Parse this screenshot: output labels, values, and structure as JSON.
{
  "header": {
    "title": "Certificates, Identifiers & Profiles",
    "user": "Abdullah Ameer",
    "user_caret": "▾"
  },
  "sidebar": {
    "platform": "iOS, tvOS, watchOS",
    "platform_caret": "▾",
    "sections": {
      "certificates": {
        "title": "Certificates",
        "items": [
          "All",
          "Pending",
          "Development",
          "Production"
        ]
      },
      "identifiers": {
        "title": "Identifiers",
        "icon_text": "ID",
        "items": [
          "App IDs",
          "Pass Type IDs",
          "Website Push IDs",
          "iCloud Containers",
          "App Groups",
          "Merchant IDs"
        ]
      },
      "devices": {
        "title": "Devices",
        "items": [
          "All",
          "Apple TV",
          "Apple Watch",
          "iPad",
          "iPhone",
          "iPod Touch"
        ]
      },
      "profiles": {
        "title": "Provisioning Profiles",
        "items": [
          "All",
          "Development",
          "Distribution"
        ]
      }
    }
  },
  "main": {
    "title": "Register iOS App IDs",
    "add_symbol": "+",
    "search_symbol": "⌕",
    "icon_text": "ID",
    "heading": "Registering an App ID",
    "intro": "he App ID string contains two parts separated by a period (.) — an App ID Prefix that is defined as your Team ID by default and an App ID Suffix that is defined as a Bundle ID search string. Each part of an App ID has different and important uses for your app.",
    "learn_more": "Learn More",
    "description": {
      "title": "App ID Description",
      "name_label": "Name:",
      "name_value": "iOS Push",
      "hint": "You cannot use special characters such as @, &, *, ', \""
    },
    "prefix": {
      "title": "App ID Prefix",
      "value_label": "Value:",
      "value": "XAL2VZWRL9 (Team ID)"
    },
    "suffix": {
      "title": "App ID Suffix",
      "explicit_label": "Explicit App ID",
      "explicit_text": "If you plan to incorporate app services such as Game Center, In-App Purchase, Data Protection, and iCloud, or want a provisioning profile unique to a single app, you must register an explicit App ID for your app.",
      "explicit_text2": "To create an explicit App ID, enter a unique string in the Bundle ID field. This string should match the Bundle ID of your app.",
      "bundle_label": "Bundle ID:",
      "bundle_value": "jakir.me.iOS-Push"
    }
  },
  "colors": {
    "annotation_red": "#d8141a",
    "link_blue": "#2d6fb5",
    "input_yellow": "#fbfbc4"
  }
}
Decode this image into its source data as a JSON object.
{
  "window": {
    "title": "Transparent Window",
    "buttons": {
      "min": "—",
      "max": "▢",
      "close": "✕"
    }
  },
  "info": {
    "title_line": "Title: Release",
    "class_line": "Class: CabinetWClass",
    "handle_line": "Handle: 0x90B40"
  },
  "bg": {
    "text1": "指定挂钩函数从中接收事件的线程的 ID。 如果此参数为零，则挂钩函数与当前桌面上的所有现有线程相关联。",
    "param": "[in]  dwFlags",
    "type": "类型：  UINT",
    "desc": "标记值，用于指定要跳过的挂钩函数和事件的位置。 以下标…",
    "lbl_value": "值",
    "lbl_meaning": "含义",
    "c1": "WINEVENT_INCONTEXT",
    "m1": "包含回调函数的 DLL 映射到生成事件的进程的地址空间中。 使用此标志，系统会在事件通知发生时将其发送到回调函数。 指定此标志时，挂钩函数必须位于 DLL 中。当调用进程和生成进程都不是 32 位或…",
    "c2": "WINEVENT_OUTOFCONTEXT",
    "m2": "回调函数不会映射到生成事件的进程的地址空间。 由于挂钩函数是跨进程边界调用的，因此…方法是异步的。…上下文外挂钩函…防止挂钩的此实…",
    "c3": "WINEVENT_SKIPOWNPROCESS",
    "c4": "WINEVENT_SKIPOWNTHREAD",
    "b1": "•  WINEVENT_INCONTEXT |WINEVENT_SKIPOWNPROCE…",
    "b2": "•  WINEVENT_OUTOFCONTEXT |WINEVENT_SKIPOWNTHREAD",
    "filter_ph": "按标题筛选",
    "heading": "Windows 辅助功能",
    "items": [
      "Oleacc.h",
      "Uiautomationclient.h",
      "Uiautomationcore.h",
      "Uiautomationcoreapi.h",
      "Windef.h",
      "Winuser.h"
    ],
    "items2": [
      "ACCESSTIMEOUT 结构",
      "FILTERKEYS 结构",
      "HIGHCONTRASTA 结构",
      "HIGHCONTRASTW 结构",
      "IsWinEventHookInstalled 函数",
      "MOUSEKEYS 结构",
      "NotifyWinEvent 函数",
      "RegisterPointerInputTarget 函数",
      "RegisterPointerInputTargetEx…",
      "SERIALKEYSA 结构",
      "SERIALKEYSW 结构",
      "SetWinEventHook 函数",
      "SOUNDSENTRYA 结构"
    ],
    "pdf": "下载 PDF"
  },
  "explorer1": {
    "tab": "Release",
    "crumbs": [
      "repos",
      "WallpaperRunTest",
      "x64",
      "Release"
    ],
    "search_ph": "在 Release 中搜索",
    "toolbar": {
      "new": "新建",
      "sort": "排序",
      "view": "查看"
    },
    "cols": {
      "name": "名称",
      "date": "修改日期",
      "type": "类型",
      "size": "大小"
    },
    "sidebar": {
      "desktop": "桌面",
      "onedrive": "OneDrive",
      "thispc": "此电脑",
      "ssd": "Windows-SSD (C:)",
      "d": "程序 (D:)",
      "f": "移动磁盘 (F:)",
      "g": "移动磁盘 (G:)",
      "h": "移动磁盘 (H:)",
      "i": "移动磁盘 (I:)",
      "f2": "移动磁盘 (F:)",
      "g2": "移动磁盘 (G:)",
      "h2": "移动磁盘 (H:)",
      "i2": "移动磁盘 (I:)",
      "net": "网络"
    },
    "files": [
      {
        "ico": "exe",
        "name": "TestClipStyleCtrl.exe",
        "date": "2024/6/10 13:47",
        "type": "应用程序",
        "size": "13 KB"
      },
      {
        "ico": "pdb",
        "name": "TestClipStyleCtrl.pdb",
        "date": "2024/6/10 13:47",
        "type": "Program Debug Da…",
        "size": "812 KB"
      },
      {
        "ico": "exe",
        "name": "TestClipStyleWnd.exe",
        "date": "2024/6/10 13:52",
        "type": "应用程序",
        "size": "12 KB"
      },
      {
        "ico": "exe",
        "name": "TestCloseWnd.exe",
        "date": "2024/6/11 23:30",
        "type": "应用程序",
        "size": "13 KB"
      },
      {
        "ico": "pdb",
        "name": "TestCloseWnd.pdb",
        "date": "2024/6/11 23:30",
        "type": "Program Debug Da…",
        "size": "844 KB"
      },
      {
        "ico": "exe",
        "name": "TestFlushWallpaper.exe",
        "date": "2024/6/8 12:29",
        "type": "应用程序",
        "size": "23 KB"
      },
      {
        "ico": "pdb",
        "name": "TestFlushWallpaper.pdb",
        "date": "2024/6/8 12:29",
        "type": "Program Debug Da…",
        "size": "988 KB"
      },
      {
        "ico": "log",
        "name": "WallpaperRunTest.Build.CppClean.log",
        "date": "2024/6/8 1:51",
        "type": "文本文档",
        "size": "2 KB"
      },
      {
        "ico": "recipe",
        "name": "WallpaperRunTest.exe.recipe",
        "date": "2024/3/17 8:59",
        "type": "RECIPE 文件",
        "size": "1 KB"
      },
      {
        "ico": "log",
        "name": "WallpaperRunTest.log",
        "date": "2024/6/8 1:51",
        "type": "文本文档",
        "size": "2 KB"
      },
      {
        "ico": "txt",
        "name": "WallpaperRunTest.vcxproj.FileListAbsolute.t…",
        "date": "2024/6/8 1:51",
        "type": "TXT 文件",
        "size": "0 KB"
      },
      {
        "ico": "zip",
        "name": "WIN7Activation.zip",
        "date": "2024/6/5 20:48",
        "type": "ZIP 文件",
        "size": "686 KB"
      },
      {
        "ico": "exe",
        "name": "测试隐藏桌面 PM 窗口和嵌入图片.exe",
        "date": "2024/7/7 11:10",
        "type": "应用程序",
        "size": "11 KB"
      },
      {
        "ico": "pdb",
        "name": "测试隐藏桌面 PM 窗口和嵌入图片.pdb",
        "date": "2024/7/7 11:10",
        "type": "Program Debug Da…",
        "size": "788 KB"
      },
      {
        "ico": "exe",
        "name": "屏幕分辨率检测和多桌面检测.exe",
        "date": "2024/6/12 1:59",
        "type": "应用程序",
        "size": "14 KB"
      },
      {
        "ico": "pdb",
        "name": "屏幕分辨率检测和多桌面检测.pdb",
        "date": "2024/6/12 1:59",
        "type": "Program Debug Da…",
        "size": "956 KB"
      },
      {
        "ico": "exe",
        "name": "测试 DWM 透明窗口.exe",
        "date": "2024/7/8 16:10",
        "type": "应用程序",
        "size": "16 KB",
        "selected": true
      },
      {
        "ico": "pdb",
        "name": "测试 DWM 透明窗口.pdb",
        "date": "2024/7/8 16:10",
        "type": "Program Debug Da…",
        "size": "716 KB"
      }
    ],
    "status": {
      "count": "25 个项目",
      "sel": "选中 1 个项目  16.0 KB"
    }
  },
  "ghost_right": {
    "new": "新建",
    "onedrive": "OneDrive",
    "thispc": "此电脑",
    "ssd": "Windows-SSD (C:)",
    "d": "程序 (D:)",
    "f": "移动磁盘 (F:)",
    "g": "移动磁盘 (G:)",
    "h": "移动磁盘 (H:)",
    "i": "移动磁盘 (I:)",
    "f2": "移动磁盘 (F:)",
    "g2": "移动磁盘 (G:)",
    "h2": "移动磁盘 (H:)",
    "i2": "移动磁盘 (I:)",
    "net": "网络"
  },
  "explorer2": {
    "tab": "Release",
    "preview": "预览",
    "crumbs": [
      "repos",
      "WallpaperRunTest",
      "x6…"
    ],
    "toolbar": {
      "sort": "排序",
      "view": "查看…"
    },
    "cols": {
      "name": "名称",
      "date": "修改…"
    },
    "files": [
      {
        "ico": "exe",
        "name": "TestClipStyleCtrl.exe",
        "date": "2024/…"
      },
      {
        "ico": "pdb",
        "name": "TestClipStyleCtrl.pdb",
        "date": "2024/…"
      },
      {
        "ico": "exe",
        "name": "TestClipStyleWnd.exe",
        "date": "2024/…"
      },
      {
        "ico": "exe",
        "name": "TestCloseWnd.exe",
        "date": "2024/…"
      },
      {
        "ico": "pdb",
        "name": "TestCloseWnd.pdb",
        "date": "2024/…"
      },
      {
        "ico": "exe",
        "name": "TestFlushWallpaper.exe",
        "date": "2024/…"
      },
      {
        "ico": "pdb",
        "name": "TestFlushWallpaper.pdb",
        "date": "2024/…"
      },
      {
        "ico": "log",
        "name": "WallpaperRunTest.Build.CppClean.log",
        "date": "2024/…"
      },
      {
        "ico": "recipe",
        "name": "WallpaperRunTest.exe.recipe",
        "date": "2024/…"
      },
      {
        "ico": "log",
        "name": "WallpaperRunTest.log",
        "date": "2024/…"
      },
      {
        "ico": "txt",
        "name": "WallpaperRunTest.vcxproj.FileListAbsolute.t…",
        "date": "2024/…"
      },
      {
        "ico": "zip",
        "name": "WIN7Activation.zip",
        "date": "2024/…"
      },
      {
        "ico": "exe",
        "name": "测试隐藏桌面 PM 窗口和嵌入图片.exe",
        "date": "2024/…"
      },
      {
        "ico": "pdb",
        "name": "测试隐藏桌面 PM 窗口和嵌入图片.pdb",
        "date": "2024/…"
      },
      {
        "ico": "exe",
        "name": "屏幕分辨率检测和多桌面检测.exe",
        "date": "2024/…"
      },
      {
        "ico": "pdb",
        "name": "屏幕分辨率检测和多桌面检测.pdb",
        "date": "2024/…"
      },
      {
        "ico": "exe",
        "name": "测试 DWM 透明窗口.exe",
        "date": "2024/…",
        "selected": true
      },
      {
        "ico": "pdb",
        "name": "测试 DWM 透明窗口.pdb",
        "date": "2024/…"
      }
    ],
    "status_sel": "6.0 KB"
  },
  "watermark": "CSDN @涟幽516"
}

### Written instruction
Using the listing above, gather each line that holds the string "Windows" and copy it.

### Exercise result
    "heading": "Windows 辅助功能",
      "ssd": "Windows-SSD (C:)",
    "ssd": "Windows-SSD (C:)",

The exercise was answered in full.